▶ [WRITTEN PROBLEM]: Where a line holds the string "ÖbVI", return that line.

▶ [DATA SECTION]:
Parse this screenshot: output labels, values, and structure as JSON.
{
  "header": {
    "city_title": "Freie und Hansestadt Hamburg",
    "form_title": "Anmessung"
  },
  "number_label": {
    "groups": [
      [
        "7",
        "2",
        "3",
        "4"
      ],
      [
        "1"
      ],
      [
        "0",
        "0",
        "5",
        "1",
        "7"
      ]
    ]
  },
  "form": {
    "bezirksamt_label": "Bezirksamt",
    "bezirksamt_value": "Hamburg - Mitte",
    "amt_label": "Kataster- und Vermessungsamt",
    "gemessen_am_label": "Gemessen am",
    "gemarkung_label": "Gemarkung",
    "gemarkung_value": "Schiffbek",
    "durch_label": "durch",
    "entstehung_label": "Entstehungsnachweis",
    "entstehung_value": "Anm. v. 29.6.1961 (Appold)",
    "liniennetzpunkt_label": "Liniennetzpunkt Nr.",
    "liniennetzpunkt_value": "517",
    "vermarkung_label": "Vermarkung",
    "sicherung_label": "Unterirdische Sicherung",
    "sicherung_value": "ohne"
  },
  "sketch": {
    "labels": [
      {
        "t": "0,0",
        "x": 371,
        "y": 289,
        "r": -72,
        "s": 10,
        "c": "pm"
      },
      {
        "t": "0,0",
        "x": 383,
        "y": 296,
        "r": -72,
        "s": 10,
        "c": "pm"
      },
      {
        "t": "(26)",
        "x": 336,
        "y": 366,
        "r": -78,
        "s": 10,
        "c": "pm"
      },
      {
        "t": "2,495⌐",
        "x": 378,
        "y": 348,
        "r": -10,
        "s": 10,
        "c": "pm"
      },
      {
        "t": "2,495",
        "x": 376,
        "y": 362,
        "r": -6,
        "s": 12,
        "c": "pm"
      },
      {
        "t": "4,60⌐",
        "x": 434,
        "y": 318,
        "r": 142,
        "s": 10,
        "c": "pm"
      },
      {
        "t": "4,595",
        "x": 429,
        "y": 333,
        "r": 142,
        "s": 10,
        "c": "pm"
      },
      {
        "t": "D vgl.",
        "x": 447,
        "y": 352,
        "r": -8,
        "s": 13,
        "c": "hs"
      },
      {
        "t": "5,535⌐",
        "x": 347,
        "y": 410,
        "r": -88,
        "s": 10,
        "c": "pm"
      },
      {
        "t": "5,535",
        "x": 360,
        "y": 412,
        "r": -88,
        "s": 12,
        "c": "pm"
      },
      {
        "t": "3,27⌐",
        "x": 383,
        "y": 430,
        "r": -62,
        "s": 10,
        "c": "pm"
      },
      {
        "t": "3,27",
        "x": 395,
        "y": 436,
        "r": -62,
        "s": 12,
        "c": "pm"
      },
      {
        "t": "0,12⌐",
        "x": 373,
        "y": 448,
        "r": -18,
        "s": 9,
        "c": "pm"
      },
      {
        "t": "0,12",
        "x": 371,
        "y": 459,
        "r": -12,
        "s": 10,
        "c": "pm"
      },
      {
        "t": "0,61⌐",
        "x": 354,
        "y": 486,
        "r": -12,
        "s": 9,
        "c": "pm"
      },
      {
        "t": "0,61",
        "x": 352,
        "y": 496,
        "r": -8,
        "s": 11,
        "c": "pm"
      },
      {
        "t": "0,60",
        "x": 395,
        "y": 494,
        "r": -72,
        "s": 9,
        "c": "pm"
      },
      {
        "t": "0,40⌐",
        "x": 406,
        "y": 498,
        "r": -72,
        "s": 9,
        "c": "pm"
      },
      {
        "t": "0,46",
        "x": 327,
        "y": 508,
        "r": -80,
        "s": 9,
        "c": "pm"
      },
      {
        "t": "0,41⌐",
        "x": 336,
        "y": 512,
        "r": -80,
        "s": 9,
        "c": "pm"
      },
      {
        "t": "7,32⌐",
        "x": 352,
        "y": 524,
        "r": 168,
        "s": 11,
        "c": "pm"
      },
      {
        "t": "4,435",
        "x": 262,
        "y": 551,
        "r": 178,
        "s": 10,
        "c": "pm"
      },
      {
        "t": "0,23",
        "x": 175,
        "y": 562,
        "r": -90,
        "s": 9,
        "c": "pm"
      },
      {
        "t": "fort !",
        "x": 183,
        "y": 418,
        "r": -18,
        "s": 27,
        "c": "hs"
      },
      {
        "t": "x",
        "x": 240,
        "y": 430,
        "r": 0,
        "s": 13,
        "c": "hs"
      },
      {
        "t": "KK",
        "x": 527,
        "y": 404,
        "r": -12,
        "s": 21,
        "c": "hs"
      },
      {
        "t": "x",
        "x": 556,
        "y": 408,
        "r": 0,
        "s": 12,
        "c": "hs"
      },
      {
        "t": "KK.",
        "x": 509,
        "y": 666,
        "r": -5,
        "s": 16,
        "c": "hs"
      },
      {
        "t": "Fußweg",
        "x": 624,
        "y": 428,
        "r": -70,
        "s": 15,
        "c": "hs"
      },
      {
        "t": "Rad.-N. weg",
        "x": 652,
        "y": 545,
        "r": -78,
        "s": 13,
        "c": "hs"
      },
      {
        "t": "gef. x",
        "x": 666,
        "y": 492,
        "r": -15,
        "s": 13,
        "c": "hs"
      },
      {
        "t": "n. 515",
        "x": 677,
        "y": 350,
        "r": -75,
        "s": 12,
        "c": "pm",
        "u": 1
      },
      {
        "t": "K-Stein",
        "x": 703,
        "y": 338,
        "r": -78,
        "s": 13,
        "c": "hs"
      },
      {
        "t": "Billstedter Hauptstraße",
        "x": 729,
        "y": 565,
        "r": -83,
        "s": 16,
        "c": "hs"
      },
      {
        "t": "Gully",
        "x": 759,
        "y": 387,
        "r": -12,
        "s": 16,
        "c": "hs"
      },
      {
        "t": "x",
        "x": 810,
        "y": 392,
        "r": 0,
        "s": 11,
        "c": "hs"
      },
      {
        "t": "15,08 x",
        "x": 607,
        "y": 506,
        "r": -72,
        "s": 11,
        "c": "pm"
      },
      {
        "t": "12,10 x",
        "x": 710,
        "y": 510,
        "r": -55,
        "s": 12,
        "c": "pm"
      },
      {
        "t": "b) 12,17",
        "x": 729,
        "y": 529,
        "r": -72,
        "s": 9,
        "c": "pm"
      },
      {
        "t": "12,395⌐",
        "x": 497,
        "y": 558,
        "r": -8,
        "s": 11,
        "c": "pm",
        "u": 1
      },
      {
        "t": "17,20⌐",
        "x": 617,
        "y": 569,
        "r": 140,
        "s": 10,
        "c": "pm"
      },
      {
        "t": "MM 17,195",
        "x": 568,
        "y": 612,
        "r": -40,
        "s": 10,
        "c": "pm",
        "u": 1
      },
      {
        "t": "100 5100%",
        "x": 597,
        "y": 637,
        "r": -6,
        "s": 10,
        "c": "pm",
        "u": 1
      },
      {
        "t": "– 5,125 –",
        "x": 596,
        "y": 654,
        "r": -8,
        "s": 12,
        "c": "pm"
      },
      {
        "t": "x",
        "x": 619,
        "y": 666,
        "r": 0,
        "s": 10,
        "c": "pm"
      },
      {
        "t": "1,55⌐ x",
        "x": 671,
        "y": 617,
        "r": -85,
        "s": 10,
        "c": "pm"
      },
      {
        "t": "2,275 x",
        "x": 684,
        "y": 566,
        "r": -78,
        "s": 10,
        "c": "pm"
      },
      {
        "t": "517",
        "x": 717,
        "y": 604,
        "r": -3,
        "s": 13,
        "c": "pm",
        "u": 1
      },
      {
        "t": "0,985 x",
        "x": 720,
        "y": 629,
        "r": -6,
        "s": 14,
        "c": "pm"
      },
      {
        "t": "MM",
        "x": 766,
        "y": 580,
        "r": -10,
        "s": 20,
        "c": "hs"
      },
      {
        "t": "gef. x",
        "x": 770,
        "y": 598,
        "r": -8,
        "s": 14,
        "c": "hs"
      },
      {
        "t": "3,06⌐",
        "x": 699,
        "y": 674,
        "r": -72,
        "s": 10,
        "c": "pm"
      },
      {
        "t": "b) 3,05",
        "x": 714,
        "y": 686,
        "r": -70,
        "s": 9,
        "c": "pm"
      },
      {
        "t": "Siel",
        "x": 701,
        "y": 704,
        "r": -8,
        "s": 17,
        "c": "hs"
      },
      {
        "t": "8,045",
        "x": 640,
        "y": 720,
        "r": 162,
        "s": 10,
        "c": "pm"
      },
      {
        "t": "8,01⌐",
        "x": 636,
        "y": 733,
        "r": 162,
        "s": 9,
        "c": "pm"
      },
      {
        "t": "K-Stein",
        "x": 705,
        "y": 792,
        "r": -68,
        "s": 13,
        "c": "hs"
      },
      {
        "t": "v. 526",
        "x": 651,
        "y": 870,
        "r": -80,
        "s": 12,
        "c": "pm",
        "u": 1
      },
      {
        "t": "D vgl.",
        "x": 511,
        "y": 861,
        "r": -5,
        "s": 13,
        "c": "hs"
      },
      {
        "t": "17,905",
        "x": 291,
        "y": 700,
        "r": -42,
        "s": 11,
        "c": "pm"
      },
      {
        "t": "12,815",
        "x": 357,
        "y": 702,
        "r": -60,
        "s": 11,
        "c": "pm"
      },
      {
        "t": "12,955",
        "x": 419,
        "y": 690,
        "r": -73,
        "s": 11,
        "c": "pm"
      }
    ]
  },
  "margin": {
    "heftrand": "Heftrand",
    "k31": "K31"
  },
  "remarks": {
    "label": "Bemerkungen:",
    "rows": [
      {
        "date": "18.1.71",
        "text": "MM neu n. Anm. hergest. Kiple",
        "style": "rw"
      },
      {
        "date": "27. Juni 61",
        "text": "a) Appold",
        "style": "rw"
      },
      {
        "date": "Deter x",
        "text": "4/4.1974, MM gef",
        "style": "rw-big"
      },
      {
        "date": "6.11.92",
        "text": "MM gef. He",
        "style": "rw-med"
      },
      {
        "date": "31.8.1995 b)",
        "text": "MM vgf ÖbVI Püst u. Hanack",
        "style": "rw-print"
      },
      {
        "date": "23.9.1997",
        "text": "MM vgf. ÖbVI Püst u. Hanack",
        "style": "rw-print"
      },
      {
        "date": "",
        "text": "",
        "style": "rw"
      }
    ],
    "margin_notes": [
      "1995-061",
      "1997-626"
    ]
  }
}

▶ [COMPLETED TASK]:
        "text": "MM vgf ÖbVI Püst u. Hanack",
        "text": "MM vgf. ÖbVI Püst u. Hanack",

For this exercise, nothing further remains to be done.